-- Stored records start --

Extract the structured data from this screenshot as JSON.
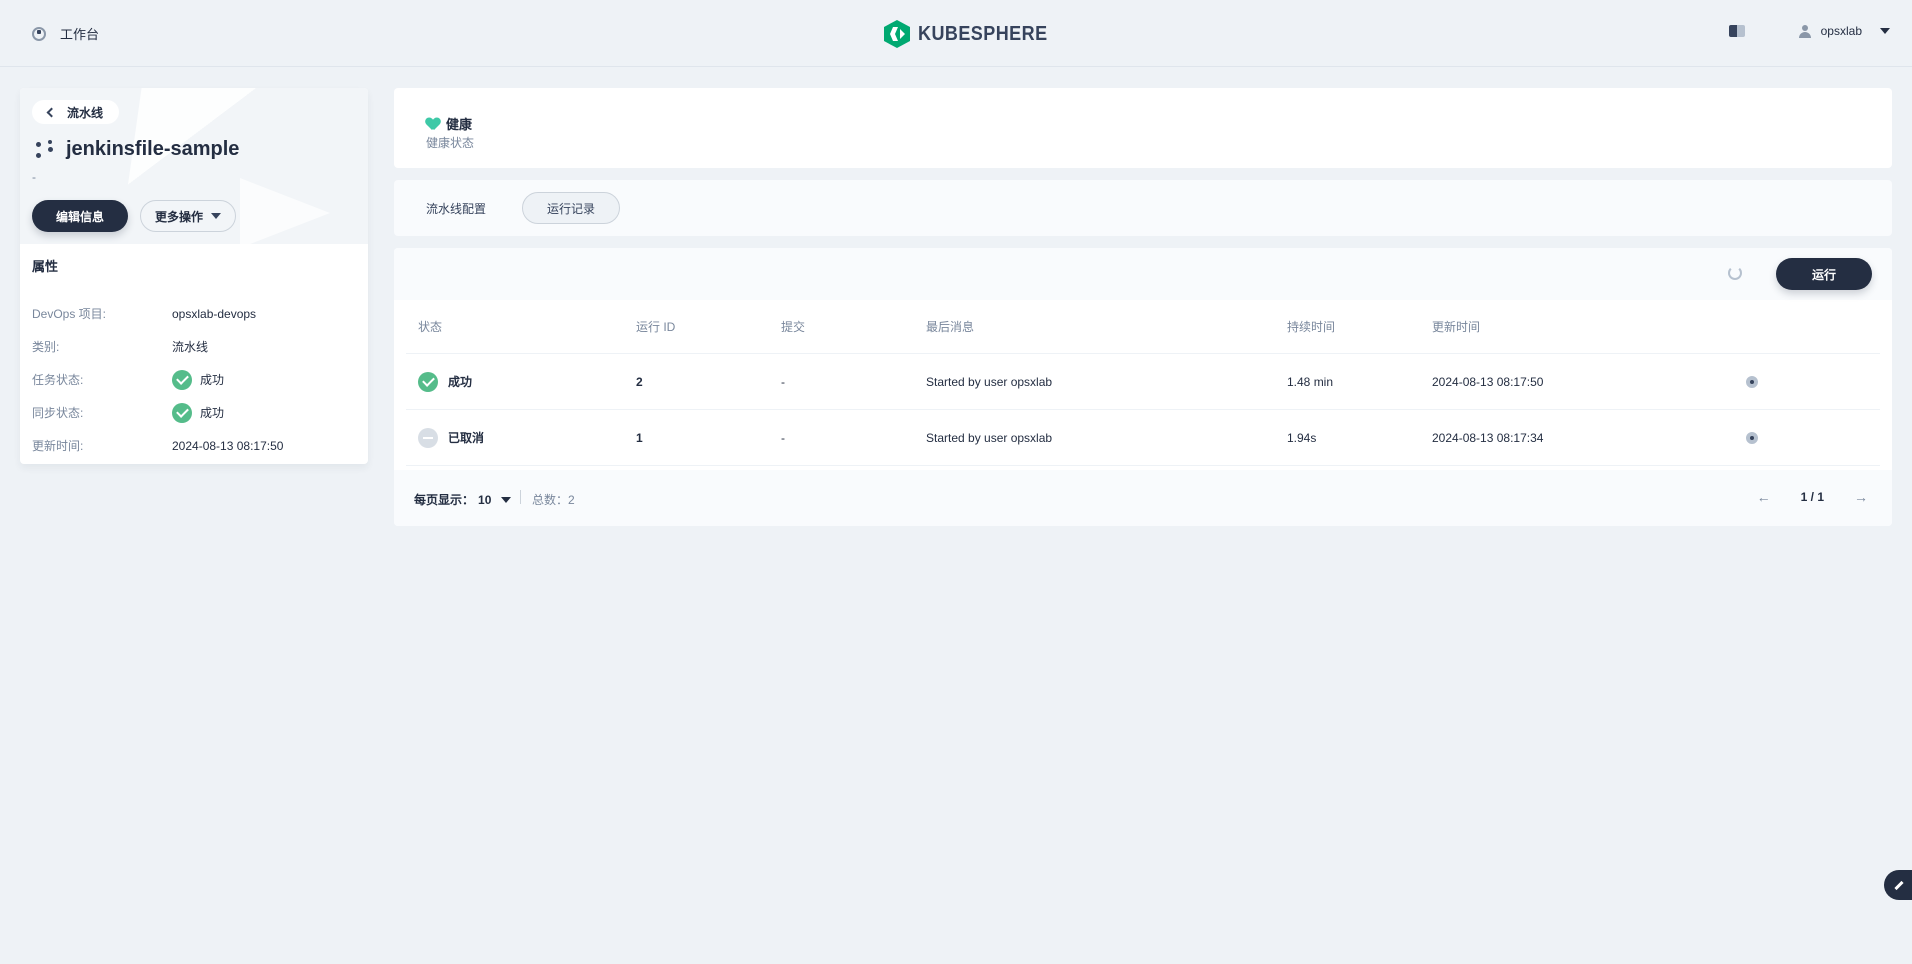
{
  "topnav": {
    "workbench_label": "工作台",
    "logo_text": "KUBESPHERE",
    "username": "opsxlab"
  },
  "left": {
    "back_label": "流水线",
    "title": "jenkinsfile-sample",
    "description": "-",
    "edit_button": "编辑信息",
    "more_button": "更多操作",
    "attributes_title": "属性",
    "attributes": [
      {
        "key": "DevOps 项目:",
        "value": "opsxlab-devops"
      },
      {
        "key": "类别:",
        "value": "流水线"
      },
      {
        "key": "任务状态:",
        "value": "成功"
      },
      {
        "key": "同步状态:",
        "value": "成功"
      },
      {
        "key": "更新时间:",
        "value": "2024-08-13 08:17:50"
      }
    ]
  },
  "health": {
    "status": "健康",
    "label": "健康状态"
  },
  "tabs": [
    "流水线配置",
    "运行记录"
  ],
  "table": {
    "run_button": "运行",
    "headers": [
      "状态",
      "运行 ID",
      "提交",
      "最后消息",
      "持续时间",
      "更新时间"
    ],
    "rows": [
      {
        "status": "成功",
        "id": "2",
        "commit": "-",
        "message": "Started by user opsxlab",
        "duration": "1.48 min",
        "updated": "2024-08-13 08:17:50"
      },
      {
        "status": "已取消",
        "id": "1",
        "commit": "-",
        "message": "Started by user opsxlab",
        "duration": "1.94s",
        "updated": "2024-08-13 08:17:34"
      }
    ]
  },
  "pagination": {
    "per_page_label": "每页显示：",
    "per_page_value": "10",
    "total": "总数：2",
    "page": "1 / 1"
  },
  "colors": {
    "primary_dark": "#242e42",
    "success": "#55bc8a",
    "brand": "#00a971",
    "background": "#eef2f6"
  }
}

-- Stored records end --

Copy all lines of the material above where the string "updated" occurs.

## The result
        "updated": "2024-08-13 08:17:50"
        "updated": "2024-08-13 08:17:34"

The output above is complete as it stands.